(begin)

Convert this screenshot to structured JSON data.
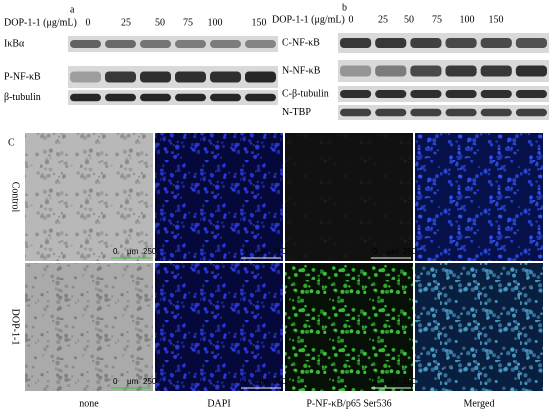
{
  "panel_a": {
    "label": "a",
    "treatment_label": "DOP-1-1 (μg/mL)",
    "doses": [
      "0",
      "25",
      "50",
      "75",
      "100",
      "150"
    ],
    "rows": [
      "IκBα",
      "P-NF-κB",
      "β-tubulin"
    ]
  },
  "panel_b": {
    "label": "b",
    "treatment_label": "DOP-1-1 (μg/mL)",
    "doses": [
      "0",
      "25",
      "50",
      "75",
      "100",
      "150"
    ],
    "rows": [
      "C-NF-κB",
      "N-NF-κB",
      "C-β-tubulin",
      "N-TBP"
    ]
  },
  "panel_c": {
    "label": "C",
    "rows": [
      "Control",
      "DOP-1-1"
    ],
    "columns": [
      "none",
      "DAPI",
      "P-NF-κB/p65 Ser536",
      "Merged"
    ],
    "scale_bar": {
      "start": "0",
      "unit": "μm",
      "end": "250"
    }
  }
}
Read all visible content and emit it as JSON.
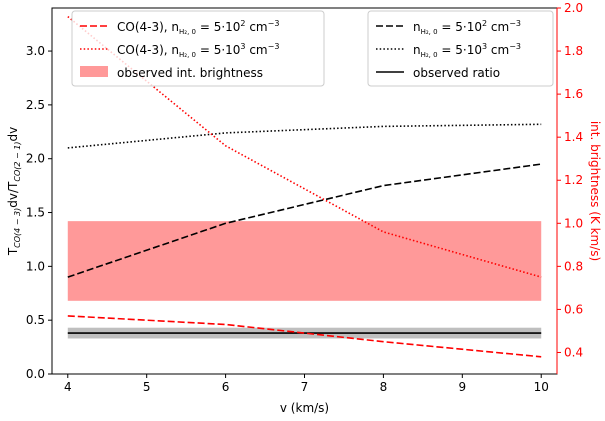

(end)

◆ **EXERCISE TASK**: Omit the pictures, then quote the rest of the material above exactly.

◆ **THE REPLY**:
Convert this screenshot to structured JSON data.
{
  "panel_a": {
    "label": "a",
    "treatment_label": "DOP-1-1 (μg/mL)",
    "doses": [
      "0",
      "25",
      "50",
      "75",
      "100",
      "150"
    ],
    "rows": [
      "IκBα",
      "P-NF-κB",
      "β-tubulin"
    ]
  },
  "panel_b": {
    "label": "b",
    "treatment_label": "DOP-1-1 (μg/mL)",
    "doses": [
      "0",
      "25",
      "50",
      "75",
      "100",
      "150"
    ],
    "rows": [
      "C-NF-κB",
      "N-NF-κB",
      "C-β-tubulin",
      "N-TBP"
    ]
  },
  "panel_c": {
    "label": "C",
    "rows": [
      "Control",
      "DOP-1-1"
    ],
    "columns": [
      "none",
      "DAPI",
      "P-NF-κB/p65 Ser536",
      "Merged"
    ],
    "scale_bar": {
      "start": "0",
      "unit": "μm",
      "end": "250"
    }
  }
}
Read all visible content and emit it as JSON.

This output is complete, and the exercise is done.